* Extracted entries *
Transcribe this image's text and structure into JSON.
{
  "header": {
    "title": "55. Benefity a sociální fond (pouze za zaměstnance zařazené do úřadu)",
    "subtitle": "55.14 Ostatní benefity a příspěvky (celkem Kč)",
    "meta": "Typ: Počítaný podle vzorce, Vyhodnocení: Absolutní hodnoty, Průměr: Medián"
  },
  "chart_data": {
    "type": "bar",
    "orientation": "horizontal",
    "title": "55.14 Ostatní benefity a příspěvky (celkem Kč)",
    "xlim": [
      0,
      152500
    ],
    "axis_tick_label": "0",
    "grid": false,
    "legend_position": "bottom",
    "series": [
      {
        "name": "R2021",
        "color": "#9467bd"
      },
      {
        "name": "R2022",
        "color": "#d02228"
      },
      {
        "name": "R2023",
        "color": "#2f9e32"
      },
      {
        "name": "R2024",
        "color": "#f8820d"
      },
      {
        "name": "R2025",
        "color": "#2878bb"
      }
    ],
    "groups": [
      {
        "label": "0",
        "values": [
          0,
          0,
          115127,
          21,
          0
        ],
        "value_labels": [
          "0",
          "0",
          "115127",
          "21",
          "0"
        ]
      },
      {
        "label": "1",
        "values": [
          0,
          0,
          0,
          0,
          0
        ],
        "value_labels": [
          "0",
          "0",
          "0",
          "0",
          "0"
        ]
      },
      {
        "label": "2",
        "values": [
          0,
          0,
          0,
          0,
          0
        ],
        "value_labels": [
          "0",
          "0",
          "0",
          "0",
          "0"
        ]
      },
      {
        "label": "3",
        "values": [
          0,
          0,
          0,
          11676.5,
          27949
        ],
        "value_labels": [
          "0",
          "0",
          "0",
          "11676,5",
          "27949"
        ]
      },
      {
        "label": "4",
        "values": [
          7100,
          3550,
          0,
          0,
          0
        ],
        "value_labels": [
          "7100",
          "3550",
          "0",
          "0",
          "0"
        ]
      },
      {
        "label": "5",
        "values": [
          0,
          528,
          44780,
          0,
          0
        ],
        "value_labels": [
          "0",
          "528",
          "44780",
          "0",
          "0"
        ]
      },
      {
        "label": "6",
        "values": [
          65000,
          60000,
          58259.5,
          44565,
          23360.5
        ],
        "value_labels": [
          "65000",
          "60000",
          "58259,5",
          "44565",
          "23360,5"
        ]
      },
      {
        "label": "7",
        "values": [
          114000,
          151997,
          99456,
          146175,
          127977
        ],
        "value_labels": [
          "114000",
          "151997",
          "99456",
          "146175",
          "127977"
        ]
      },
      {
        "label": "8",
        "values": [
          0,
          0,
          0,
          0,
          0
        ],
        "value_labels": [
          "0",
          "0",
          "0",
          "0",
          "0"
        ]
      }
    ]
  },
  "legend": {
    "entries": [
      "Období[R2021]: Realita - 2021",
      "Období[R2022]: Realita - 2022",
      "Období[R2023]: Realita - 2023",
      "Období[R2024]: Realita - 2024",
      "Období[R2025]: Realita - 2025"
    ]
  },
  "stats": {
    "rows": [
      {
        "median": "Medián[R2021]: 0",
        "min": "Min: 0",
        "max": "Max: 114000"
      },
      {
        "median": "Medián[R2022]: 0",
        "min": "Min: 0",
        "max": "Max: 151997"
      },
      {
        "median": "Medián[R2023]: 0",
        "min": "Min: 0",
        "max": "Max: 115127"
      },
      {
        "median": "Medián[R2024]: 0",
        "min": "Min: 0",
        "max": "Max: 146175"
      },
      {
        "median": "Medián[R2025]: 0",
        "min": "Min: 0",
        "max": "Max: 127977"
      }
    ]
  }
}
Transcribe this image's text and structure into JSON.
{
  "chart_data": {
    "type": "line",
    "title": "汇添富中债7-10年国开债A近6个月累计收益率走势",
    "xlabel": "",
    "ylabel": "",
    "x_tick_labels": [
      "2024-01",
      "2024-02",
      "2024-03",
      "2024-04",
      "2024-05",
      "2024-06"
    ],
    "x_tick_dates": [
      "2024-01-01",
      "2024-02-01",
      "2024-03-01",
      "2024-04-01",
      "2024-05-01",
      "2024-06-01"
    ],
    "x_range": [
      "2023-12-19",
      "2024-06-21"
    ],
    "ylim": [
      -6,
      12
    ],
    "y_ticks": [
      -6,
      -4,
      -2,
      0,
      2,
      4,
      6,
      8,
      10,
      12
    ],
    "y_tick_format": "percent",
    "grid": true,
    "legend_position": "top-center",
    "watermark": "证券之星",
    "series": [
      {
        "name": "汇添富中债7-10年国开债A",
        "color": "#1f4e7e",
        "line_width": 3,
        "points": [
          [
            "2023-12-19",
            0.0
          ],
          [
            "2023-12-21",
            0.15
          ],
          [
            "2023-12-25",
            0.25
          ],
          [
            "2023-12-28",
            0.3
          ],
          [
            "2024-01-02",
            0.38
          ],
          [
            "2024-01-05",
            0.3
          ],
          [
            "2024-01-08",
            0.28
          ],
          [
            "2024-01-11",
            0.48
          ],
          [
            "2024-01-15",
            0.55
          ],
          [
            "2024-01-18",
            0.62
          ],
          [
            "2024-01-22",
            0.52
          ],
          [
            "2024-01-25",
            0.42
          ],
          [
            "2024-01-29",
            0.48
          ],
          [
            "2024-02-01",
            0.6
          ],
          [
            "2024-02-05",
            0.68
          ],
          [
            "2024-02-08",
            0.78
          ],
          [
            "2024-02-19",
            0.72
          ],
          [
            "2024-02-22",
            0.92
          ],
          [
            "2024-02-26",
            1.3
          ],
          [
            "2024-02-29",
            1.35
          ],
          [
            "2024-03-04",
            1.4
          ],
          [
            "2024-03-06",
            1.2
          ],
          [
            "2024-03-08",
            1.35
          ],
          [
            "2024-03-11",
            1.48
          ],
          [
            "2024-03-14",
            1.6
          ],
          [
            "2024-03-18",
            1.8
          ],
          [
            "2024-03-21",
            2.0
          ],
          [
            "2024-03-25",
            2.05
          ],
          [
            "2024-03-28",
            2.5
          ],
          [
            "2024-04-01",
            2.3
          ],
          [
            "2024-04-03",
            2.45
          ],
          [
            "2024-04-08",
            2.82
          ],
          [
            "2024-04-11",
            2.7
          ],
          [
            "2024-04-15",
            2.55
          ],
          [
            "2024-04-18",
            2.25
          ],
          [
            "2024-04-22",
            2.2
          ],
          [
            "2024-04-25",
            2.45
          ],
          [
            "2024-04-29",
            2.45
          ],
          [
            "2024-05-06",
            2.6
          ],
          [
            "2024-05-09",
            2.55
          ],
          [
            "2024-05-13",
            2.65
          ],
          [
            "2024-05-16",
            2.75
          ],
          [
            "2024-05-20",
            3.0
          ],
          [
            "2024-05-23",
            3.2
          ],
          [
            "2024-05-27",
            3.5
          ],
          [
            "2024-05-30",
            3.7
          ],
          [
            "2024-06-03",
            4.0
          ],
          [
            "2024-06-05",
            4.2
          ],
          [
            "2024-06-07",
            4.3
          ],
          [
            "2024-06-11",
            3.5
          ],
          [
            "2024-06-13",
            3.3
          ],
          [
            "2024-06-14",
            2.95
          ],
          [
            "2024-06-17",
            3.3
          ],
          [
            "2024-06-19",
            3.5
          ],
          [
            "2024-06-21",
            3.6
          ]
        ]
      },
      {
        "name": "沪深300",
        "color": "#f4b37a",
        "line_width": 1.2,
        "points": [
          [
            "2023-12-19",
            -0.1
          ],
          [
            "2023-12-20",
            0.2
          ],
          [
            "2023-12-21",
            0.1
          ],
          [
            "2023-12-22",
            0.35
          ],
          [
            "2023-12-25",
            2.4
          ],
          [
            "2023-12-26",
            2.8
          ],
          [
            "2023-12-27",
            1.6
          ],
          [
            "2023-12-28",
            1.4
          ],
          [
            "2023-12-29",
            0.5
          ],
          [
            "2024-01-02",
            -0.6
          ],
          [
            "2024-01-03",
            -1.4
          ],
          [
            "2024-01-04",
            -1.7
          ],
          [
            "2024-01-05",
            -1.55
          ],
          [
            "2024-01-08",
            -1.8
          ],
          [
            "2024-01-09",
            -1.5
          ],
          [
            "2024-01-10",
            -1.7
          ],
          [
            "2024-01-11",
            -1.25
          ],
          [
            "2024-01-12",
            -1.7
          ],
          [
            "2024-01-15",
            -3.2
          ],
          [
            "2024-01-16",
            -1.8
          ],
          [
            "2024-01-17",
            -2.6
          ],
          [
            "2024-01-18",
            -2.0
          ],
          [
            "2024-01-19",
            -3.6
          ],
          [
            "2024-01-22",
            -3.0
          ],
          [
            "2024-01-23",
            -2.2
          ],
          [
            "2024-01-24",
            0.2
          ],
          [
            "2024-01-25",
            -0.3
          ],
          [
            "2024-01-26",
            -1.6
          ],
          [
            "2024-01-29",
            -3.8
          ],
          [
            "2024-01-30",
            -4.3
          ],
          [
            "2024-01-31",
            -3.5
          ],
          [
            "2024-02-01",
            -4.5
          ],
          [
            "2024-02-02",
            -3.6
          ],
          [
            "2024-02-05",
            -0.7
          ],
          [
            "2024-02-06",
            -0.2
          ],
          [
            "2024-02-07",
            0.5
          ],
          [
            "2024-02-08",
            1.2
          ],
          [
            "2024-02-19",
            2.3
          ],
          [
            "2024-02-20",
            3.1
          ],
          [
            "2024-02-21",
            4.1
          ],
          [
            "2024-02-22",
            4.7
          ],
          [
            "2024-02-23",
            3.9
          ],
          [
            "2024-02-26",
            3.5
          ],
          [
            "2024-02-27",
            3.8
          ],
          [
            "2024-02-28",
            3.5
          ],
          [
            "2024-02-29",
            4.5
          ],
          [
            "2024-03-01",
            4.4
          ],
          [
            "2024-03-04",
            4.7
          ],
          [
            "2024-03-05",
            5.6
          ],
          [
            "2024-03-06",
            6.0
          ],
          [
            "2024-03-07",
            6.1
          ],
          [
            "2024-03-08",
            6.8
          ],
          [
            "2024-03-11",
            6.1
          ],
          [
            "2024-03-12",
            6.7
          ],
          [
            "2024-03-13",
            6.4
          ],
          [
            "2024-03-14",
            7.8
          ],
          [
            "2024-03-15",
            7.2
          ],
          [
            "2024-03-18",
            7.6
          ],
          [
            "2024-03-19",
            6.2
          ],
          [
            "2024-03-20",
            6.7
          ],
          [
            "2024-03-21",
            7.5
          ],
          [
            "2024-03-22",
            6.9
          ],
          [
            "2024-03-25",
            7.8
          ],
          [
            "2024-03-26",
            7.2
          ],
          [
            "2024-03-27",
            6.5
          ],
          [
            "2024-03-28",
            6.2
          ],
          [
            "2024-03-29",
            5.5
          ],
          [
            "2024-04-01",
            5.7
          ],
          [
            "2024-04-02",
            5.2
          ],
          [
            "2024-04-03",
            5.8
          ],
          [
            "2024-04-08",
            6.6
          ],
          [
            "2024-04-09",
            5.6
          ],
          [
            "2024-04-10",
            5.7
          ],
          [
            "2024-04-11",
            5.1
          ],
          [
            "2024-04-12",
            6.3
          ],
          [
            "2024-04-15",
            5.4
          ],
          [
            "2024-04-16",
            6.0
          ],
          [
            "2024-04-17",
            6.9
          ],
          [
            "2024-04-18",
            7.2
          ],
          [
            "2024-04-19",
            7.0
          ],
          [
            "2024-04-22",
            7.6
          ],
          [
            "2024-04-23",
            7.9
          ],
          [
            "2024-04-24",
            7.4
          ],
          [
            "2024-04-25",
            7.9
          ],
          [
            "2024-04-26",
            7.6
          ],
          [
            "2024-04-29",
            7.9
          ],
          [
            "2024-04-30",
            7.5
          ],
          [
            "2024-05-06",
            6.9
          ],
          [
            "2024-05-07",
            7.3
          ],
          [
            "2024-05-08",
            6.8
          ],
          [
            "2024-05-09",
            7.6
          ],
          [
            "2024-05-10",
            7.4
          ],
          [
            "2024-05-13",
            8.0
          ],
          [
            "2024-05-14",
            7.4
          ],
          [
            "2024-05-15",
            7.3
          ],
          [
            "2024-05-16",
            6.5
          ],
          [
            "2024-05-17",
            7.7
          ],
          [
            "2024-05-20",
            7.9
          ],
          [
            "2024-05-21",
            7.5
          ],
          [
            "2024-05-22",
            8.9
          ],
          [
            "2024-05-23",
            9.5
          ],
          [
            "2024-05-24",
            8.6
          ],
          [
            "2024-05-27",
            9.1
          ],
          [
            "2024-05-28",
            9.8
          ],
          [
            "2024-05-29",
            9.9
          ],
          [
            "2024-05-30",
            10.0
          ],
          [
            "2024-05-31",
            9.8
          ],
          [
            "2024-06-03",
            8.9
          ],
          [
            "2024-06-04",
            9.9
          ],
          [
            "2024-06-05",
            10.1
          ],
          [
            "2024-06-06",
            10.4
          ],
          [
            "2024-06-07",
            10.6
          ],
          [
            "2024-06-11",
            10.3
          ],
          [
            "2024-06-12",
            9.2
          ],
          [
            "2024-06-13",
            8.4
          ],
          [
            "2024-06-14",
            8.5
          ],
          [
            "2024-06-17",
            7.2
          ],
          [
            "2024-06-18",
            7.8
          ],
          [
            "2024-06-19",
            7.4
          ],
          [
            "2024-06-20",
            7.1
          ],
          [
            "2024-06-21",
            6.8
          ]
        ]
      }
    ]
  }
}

* Your task *
Copy all lines in the listing above where the string "color" appears.

* Expected answer *
        "color": "#9467bd"
        "color": "#d02228"
        "color": "#2f9e32"
        "color": "#f8820d"
        "color": "#2878bb"
        "color": "#1f4e7e",
        "color": "#f4b37a",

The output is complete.